What the exercise asks
Print the listing that follows, character for character.
** start of Given data **
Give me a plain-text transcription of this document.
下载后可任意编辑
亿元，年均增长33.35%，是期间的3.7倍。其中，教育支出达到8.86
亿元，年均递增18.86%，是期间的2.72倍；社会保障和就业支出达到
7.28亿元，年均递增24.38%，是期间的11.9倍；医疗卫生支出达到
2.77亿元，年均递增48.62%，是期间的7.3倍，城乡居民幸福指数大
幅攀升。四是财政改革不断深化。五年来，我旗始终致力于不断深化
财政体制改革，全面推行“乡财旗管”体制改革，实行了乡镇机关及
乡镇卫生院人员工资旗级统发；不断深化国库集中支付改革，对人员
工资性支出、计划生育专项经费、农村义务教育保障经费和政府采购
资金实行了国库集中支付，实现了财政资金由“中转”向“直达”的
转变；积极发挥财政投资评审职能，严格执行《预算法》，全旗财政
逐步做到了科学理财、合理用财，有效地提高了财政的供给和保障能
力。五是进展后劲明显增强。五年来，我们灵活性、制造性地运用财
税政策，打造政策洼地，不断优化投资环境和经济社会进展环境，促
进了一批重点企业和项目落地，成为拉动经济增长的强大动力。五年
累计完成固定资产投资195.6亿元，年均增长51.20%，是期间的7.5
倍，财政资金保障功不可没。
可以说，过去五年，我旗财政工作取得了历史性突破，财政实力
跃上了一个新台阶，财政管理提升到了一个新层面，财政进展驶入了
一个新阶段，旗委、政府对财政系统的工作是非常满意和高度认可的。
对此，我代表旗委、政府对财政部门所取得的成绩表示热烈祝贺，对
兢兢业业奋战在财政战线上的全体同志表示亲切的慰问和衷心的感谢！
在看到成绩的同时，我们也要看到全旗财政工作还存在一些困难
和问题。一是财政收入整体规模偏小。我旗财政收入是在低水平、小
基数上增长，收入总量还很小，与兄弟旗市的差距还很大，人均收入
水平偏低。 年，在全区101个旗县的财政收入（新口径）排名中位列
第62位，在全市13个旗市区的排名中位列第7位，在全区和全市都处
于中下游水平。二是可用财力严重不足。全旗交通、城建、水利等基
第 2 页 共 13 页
** end of Given data **
Full response
Give me a plain-text transcription of this document.
下载后可任意编辑
亿元，年均增长33.35%，是期间的3.7倍。其中，教育支出达到8.86
亿元，年均递增18.86%，是期间的2.72倍；社会保障和就业支出达到
7.28亿元，年均递增24.38%，是期间的11.9倍；医疗卫生支出达到
2.77亿元，年均递增48.62%，是期间的7.3倍，城乡居民幸福指数大
幅攀升。四是财政改革不断深化。五年来，我旗始终致力于不断深化
财政体制改革，全面推行“乡财旗管”体制改革，实行了乡镇机关及
乡镇卫生院人员工资旗级统发；不断深化国库集中支付改革，对人员
工资性支出、计划生育专项经费、农村义务教育保障经费和政府采购
资金实行了国库集中支付，实现了财政资金由“中转”向“直达”的
转变；积极发挥财政投资评审职能，严格执行《预算法》，全旗财政
逐步做到了科学理财、合理用财，有效地提高了财政的供给和保障能
力。五是进展后劲明显增强。五年来，我们灵活性、制造性地运用财
税政策，打造政策洼地，不断优化投资环境和经济社会进展环境，促
进了一批重点企业和项目落地，成为拉动经济增长的强大动力。五年
累计完成固定资产投资195.6亿元，年均增长51.20%，是期间的7.5
倍，财政资金保障功不可没。
可以说，过去五年，我旗财政工作取得了历史性突破，财政实力
跃上了一个新台阶，财政管理提升到了一个新层面，财政进展驶入了
一个新阶段，旗委、政府对财政系统的工作是非常满意和高度认可的。
对此，我代表旗委、政府对财政部门所取得的成绩表示热烈祝贺，对
兢兢业业奋战在财政战线上的全体同志表示亲切的慰问和衷心的感谢！
在看到成绩的同时，我们也要看到全旗财政工作还存在一些困难
和问题。一是财政收入整体规模偏小。我旗财政收入是在低水平、小
基数上增长，收入总量还很小，与兄弟旗市的差距还很大，人均收入
水平偏低。 年，在全区101个旗县的财政收入（新口径）排名中位列
第62位，在全市13个旗市区的排名中位列第7位，在全区和全市都处
于中下游水平。二是可用财力严重不足。全旗交通、城建、水利等基
第 2 页 共 13 页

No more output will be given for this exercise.